(The problem) Pictures do not belong in the copy; quote every entry below exactly.

--- Start of Supplied material ---

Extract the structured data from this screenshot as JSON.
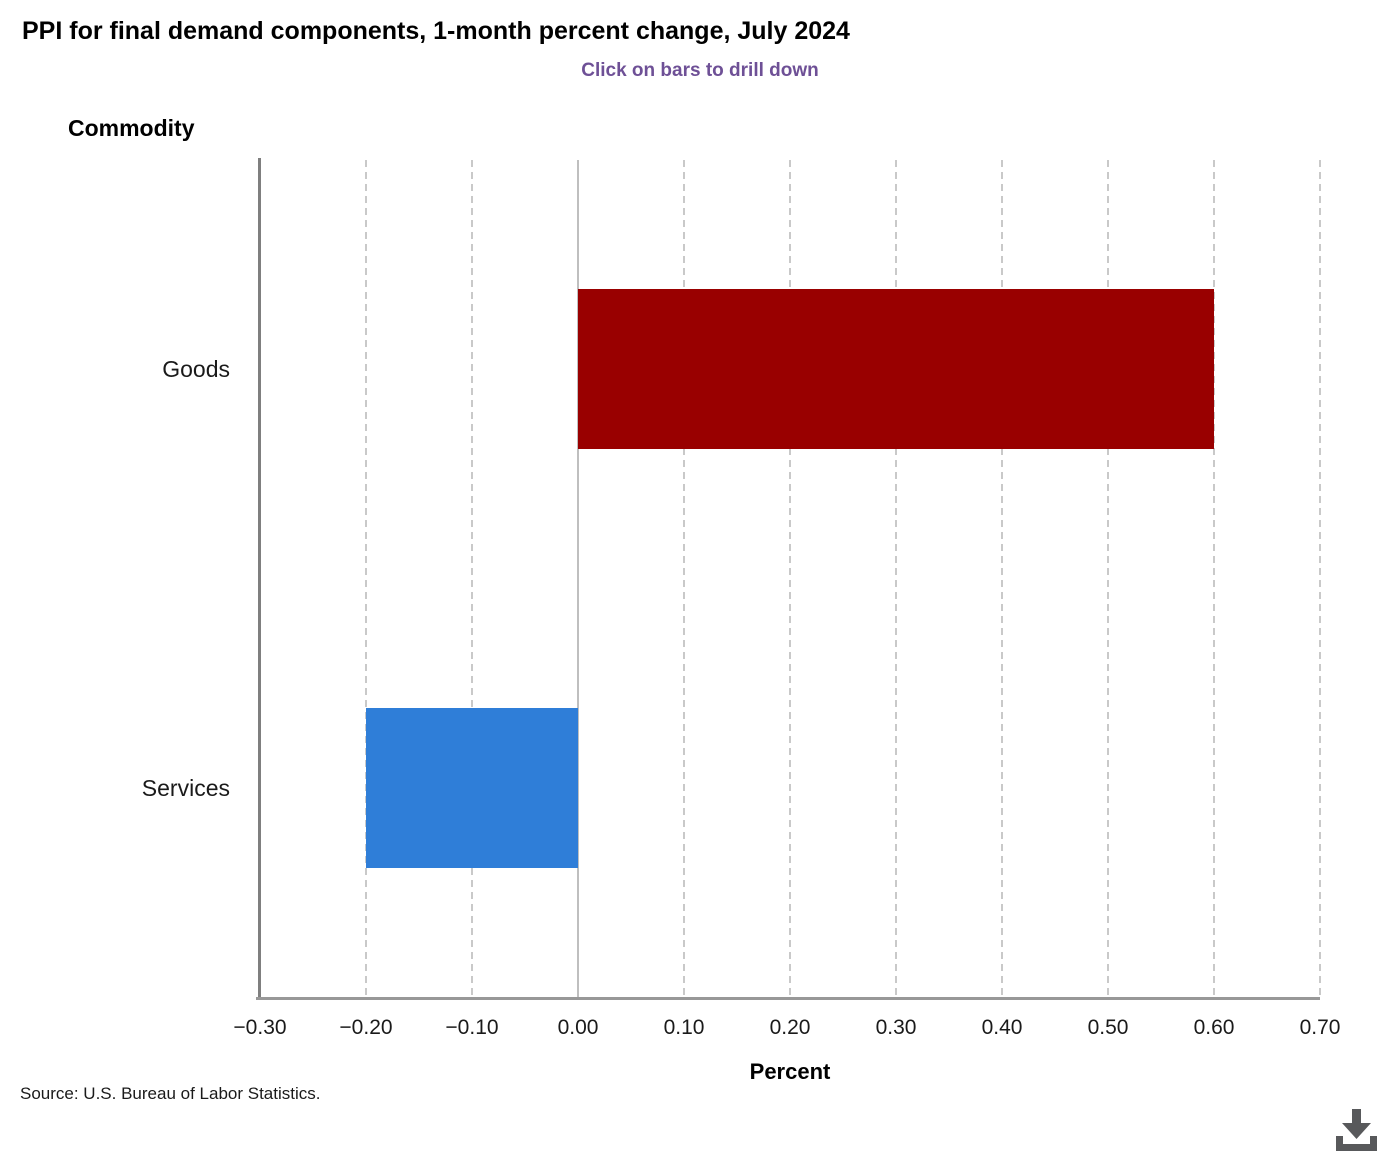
{
  "header": {
    "title": "PPI for final demand components, 1-month percent change, July 2024",
    "subtitle": "Click on bars to drill down"
  },
  "axes": {
    "y_label": "Commodity",
    "x_label": "Percent"
  },
  "chart_data": {
    "type": "bar",
    "orientation": "horizontal",
    "title": "PPI for final demand components, 1-month percent change, July 2024",
    "subtitle": "Click on bars to drill down",
    "categories": [
      "Goods",
      "Services"
    ],
    "values": [
      0.6,
      -0.2
    ],
    "bar_colors": [
      "#990000",
      "#2f7ed8"
    ],
    "xlabel": "Percent",
    "ylabel": "Commodity",
    "xlim": [
      -0.3,
      0.7
    ],
    "x_ticks": [
      -0.3,
      -0.2,
      -0.1,
      0,
      0.1,
      0.2,
      0.3,
      0.4,
      0.5,
      0.6,
      0.7
    ],
    "x_tick_labels": [
      "−0.30",
      "−0.20",
      "−0.10",
      "0.00",
      "0.10",
      "0.20",
      "0.30",
      "0.40",
      "0.50",
      "0.60",
      "0.70"
    ],
    "grid": "vertical-dashed",
    "legend": "none",
    "drilldown": true
  },
  "footer": {
    "source": "Source: U.S. Bureau of Labor Statistics."
  },
  "toolbar": {
    "download_label": "download chart"
  },
  "colors": {
    "goods_bar": "#990000",
    "services_bar": "#2f7ed8",
    "subtitle_text": "#6e5096",
    "axis_line": "#7f7f7f",
    "gridline": "#c9c9c9",
    "download_icon": "#58595b"
  }
}
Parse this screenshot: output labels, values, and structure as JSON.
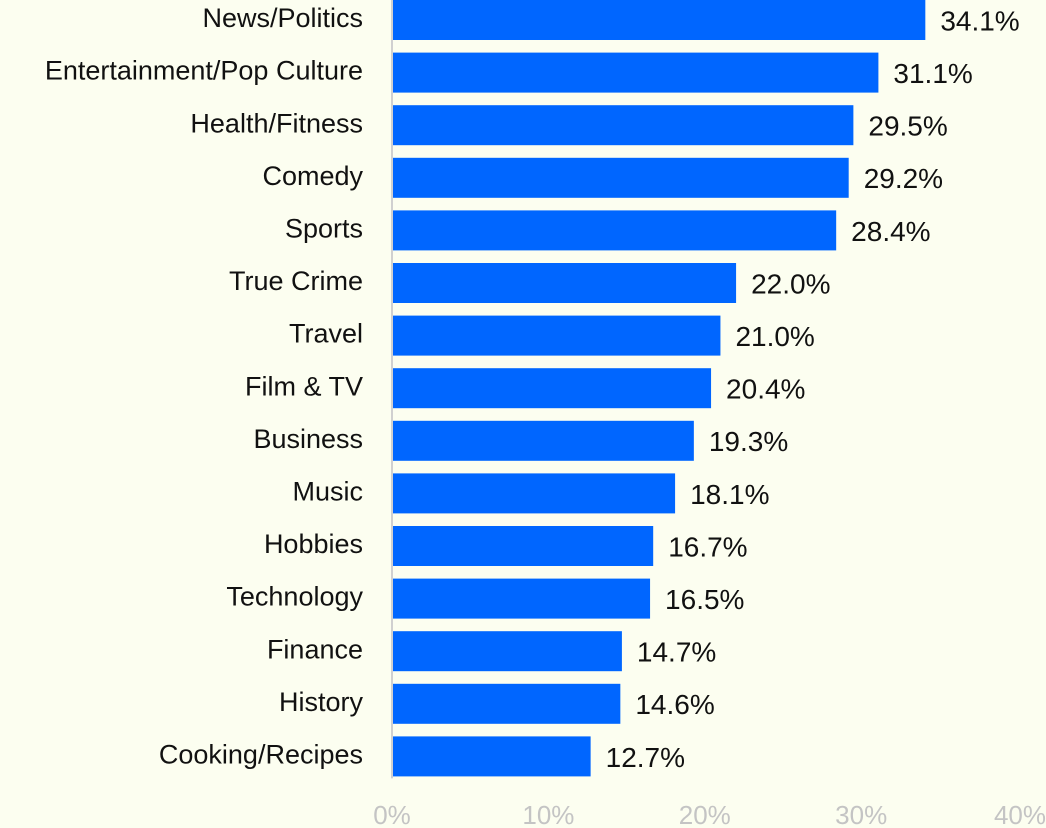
{
  "chart_data": {
    "type": "bar",
    "orientation": "horizontal",
    "categories": [
      "News/Politics",
      "Entertainment/Pop Culture",
      "Health/Fitness",
      "Comedy",
      "Sports",
      "True Crime",
      "Travel",
      "Film & TV",
      "Business",
      "Music",
      "Hobbies",
      "Technology",
      "Finance",
      "History",
      "Cooking/Recipes"
    ],
    "values": [
      34.1,
      31.1,
      29.5,
      29.2,
      28.4,
      22.0,
      21.0,
      20.4,
      19.3,
      18.1,
      16.7,
      16.5,
      14.7,
      14.6,
      12.7
    ],
    "value_labels": [
      "34.1%",
      "31.1%",
      "29.5%",
      "29.2%",
      "28.4%",
      "22.0%",
      "21.0%",
      "20.4%",
      "19.3%",
      "18.1%",
      "16.7%",
      "16.5%",
      "14.7%",
      "14.6%",
      "12.7%"
    ],
    "xlim": [
      0,
      40
    ],
    "x_ticks": [
      0,
      10,
      20,
      30,
      40
    ],
    "x_tick_labels": [
      "0%",
      "10%",
      "20%",
      "30%",
      "40%"
    ],
    "title": "",
    "xlabel": "",
    "ylabel": "",
    "grid": false,
    "bar_color": "#0066ff",
    "background_color": "#fcfef0",
    "axis_color": "#d0d0d0"
  }
}
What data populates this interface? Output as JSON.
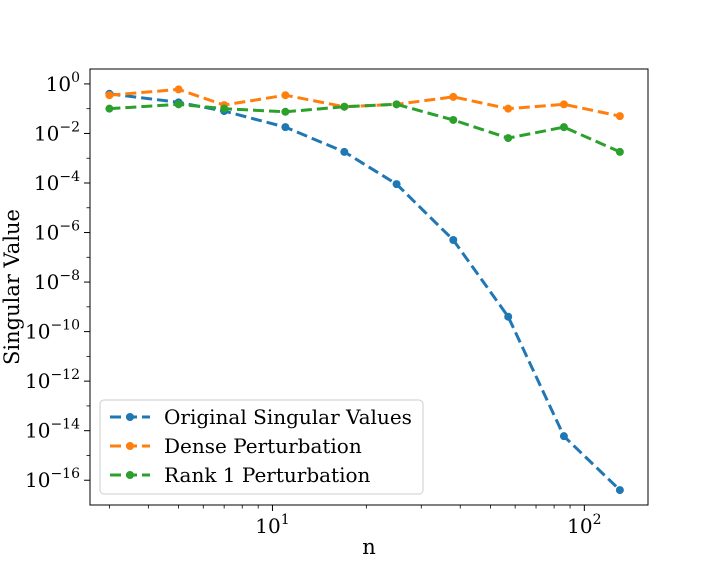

--- End of Supplied material ---

(The output)
Extract the structured data from this screenshot as JSON.
{
  "header": {
    "title": "PPI for final demand components, 1-month percent change, July 2024",
    "subtitle": "Click on bars to drill down"
  },
  "axes": {
    "y_label": "Commodity",
    "x_label": "Percent"
  },
  "chart_data": {
    "type": "bar",
    "orientation": "horizontal",
    "title": "PPI for final demand components, 1-month percent change, July 2024",
    "subtitle": "Click on bars to drill down",
    "categories": [
      "Goods",
      "Services"
    ],
    "values": [
      0.6,
      -0.2
    ],
    "bar_colors": [
      "#990000",
      "#2f7ed8"
    ],
    "xlabel": "Percent",
    "ylabel": "Commodity",
    "xlim": [
      -0.3,
      0.7
    ],
    "x_ticks": [
      -0.3,
      -0.2,
      -0.1,
      0,
      0.1,
      0.2,
      0.3,
      0.4,
      0.5,
      0.6,
      0.7
    ],
    "x_tick_labels": [
      "−0.30",
      "−0.20",
      "−0.10",
      "0.00",
      "0.10",
      "0.20",
      "0.30",
      "0.40",
      "0.50",
      "0.60",
      "0.70"
    ],
    "grid": "vertical-dashed",
    "legend": "none",
    "drilldown": true
  },
  "footer": {
    "source": "Source: U.S. Bureau of Labor Statistics."
  },
  "toolbar": {
    "download_label": "download chart"
  },
  "colors": {
    "goods_bar": "#990000",
    "services_bar": "#2f7ed8",
    "subtitle_text": "#6e5096",
    "axis_line": "#7f7f7f",
    "gridline": "#c9c9c9",
    "download_icon": "#58595b"
  }
}
Parse this screenshot: output labels, values, and structure as JSON.
{
  "chart_data": {
    "type": "bar",
    "orientation": "horizontal",
    "categories": [
      "News/Politics",
      "Entertainment/Pop Culture",
      "Health/Fitness",
      "Comedy",
      "Sports",
      "True Crime",
      "Travel",
      "Film & TV",
      "Business",
      "Music",
      "Hobbies",
      "Technology",
      "Finance",
      "History",
      "Cooking/Recipes"
    ],
    "values": [
      34.1,
      31.1,
      29.5,
      29.2,
      28.4,
      22.0,
      21.0,
      20.4,
      19.3,
      18.1,
      16.7,
      16.5,
      14.7,
      14.6,
      12.7
    ],
    "value_labels": [
      "34.1%",
      "31.1%",
      "29.5%",
      "29.2%",
      "28.4%",
      "22.0%",
      "21.0%",
      "20.4%",
      "19.3%",
      "18.1%",
      "16.7%",
      "16.5%",
      "14.7%",
      "14.6%",
      "12.7%"
    ],
    "xlim": [
      0,
      40
    ],
    "x_ticks": [
      0,
      10,
      20,
      30,
      40
    ],
    "x_tick_labels": [
      "0%",
      "10%",
      "20%",
      "30%",
      "40%"
    ],
    "title": "",
    "xlabel": "",
    "ylabel": "",
    "grid": false,
    "bar_color": "#0066ff",
    "background_color": "#fcfef0",
    "axis_color": "#d0d0d0"
  }
}
What data populates this interface? Output as JSON.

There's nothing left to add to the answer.